| Required work |
State how many lines in the records hold the word "prawosł", giving the number and no other text.

| Records supplied |
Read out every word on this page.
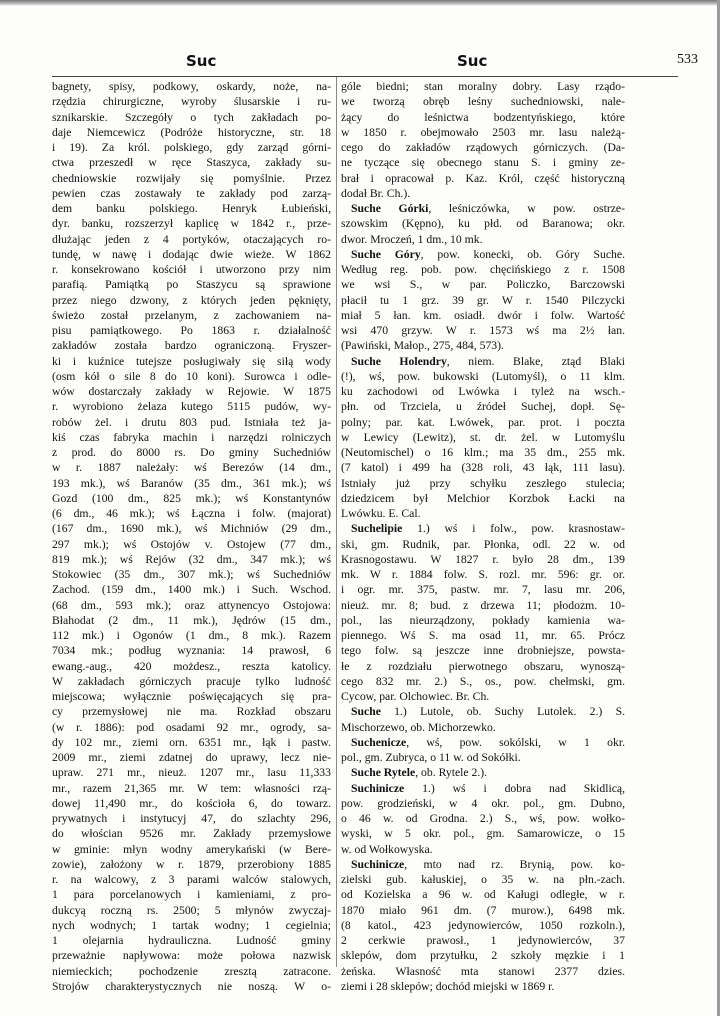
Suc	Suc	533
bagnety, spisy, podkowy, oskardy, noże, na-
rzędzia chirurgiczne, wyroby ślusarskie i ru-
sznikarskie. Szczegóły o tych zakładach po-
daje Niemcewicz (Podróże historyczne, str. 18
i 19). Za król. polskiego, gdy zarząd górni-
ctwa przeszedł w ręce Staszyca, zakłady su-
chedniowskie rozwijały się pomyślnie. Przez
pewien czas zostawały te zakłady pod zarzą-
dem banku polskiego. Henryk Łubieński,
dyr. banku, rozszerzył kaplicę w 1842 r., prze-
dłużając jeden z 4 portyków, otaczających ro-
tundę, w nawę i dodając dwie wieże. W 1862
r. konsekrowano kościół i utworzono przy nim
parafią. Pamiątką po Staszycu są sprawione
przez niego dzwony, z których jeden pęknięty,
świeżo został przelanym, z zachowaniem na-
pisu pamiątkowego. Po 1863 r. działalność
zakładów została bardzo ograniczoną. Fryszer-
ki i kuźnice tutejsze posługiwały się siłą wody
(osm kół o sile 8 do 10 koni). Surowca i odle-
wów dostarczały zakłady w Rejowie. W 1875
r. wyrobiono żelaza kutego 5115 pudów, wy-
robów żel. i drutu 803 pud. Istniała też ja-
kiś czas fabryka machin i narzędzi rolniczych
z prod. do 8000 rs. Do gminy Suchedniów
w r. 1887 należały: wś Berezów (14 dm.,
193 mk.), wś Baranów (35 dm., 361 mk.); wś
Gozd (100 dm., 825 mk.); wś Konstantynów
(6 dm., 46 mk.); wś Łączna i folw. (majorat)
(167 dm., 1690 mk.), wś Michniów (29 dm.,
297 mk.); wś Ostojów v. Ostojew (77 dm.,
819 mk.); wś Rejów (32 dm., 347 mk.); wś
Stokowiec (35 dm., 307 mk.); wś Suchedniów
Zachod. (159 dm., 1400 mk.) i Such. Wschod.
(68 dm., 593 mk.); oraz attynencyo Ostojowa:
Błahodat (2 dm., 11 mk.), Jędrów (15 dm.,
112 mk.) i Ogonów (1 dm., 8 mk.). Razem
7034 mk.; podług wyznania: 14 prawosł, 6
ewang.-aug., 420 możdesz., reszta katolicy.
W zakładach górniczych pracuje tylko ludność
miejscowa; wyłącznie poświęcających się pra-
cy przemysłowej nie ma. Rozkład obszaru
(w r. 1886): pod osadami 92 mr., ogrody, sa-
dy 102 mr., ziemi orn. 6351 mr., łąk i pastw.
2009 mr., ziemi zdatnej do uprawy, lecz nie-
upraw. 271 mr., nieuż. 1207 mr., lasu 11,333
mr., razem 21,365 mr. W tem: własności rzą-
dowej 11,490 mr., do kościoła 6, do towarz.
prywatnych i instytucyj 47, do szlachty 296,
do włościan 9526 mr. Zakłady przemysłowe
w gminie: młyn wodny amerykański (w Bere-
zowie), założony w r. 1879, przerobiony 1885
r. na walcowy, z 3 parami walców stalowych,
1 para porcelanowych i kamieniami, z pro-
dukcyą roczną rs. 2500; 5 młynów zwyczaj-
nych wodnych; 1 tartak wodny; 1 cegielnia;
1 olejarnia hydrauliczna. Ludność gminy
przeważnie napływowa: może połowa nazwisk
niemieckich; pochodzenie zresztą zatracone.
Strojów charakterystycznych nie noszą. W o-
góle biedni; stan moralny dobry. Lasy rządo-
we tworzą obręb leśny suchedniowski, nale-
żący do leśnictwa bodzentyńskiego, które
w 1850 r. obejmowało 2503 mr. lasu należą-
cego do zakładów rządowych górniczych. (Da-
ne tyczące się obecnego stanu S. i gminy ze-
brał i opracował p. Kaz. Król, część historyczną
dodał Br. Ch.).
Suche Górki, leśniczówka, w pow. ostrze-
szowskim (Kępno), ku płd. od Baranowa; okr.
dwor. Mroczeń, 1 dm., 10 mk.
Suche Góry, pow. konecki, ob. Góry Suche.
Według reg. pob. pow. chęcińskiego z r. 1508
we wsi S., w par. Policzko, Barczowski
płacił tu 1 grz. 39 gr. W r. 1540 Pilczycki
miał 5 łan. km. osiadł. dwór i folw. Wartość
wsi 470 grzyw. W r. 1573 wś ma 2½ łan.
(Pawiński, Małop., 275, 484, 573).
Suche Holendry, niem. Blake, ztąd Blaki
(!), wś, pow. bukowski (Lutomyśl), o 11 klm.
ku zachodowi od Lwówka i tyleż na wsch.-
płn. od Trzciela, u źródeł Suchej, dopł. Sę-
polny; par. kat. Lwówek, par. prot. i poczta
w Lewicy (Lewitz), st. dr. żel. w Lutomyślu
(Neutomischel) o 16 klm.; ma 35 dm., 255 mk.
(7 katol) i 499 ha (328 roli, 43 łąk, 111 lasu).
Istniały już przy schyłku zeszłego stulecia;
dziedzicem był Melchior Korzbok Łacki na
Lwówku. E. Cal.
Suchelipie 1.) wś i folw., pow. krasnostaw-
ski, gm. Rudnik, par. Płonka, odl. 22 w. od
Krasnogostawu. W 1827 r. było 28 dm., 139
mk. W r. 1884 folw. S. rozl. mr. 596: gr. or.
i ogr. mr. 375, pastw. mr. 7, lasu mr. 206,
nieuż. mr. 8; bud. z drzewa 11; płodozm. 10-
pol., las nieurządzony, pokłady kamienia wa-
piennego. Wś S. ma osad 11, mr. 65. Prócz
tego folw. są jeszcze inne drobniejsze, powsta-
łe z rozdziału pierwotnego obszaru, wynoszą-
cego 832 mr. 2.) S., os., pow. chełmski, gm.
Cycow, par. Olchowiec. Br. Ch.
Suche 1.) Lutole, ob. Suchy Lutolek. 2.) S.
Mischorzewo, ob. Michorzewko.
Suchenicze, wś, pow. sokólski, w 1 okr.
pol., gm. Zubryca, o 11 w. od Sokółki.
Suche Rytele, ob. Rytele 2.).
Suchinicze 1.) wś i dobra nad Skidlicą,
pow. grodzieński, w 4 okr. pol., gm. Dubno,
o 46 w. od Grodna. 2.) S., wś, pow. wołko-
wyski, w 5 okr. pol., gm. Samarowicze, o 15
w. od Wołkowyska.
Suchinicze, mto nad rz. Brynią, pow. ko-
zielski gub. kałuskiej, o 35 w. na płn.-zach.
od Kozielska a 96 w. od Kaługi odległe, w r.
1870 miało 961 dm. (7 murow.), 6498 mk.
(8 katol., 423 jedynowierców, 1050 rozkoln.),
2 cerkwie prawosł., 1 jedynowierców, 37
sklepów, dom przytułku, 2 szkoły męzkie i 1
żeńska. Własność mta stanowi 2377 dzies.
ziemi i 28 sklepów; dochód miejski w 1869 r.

...

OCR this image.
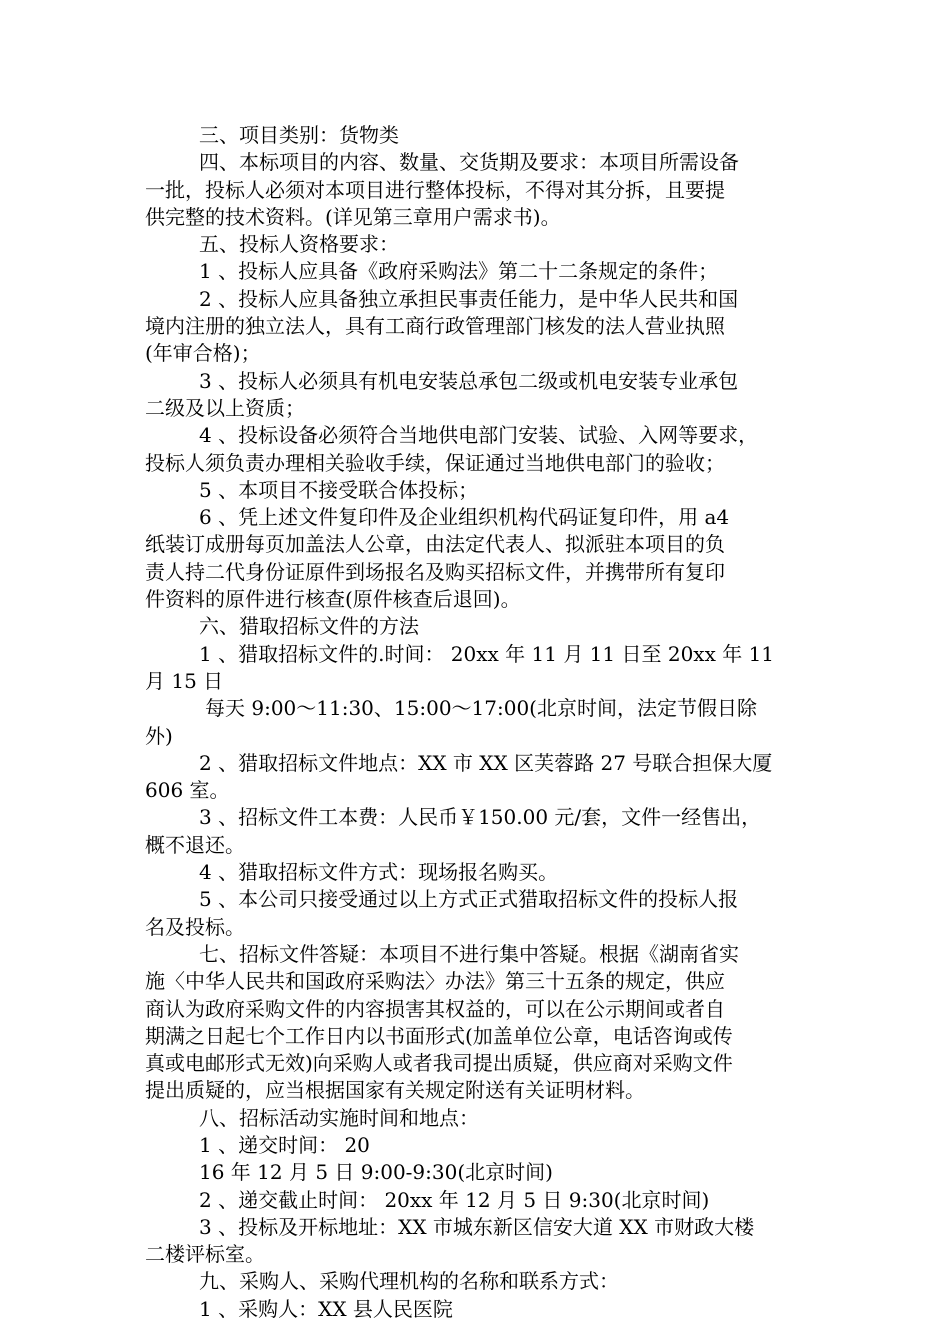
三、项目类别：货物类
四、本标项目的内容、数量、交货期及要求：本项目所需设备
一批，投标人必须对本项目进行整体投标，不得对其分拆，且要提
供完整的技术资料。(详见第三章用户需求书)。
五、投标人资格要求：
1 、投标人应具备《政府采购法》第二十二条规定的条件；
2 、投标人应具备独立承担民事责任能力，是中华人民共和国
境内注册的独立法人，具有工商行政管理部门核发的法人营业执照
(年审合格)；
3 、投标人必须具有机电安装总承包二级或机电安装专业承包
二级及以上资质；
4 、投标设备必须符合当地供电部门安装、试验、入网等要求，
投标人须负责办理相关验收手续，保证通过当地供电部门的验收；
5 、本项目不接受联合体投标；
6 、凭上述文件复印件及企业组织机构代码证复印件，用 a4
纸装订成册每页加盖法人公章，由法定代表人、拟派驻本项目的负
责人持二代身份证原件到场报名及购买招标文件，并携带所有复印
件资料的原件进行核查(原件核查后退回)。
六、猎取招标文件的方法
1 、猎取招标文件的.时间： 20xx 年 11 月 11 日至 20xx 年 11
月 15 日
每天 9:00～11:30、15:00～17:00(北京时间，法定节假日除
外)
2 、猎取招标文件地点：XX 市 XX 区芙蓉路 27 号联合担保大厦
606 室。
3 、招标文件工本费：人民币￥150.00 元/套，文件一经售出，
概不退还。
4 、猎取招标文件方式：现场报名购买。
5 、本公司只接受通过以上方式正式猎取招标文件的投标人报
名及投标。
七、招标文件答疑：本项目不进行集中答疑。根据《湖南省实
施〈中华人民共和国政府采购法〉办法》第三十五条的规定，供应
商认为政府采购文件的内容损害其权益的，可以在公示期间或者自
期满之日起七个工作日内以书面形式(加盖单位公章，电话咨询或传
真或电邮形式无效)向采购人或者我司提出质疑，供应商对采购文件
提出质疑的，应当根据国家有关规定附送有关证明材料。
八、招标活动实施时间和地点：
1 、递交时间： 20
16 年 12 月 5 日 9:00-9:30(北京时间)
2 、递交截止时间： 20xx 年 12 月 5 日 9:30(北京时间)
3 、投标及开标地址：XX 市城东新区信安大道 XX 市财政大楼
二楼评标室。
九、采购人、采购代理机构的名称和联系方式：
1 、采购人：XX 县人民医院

| Task output |
2